[start of DATA FOR THIS TASK]

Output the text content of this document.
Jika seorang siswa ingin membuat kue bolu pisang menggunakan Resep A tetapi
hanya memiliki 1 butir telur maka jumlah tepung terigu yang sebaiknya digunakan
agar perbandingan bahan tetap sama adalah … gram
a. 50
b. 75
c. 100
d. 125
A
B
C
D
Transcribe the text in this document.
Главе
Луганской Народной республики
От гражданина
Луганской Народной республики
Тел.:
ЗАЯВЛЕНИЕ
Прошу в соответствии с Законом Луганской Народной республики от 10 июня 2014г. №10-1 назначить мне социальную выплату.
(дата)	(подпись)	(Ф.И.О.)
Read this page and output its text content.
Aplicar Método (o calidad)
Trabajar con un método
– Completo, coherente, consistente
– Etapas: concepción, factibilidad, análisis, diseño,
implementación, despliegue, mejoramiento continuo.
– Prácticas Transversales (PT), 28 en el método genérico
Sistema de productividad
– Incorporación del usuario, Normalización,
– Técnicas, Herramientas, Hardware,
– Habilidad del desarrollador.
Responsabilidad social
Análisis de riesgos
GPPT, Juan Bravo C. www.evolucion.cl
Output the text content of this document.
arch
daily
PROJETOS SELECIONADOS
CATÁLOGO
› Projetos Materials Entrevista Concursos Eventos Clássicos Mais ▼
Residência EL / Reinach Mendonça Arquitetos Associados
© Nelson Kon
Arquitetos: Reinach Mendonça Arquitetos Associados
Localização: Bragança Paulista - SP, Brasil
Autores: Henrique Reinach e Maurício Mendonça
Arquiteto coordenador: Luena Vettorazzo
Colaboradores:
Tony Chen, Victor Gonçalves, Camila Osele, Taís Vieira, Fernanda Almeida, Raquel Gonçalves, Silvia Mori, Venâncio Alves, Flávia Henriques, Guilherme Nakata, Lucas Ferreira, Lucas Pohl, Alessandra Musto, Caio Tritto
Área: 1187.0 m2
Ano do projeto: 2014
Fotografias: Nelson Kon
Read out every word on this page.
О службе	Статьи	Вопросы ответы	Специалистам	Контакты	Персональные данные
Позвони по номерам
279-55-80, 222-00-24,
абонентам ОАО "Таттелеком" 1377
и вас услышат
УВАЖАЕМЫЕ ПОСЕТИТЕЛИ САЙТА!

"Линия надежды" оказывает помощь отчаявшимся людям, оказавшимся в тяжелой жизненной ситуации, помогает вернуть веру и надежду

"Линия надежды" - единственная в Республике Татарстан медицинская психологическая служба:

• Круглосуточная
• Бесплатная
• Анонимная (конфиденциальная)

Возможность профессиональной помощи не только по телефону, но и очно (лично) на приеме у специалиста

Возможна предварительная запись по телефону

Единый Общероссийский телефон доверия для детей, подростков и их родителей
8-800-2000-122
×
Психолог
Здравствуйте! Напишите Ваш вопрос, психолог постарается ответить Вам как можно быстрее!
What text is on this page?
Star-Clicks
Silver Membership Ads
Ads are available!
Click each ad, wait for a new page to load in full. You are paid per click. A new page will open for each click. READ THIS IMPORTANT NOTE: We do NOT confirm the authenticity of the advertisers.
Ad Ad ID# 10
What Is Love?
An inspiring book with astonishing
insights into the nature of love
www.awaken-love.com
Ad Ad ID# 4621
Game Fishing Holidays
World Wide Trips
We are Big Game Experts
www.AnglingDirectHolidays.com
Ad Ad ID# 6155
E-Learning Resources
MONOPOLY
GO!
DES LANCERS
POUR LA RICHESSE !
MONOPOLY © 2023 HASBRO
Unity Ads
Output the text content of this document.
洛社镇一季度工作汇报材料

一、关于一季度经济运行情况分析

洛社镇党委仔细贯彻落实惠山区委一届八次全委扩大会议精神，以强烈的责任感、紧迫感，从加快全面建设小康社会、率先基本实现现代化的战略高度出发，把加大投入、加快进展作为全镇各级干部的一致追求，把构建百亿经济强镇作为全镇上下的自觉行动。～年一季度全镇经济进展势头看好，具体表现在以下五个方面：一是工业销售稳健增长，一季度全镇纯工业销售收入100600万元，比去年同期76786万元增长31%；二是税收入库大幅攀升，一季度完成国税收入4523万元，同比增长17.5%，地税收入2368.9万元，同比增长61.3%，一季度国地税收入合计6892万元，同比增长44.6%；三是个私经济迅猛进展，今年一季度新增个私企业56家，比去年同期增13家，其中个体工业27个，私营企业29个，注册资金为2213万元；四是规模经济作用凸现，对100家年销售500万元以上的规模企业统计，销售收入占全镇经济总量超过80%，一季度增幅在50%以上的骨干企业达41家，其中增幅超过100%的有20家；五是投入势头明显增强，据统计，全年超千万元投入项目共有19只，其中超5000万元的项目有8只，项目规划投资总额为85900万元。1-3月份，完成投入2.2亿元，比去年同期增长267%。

[end of DATA FOR THIS TASK]

TASK TO COMPLETE: Pull out all lines of the data with the string "Mendonça".

TASK ANSWER:
Residência EL / Reinach Mendonça Arquitetos Associados
Arquitetos: Reinach Mendonça Arquitetos Associados
Autores: Henrique Reinach e Maurício Mendonça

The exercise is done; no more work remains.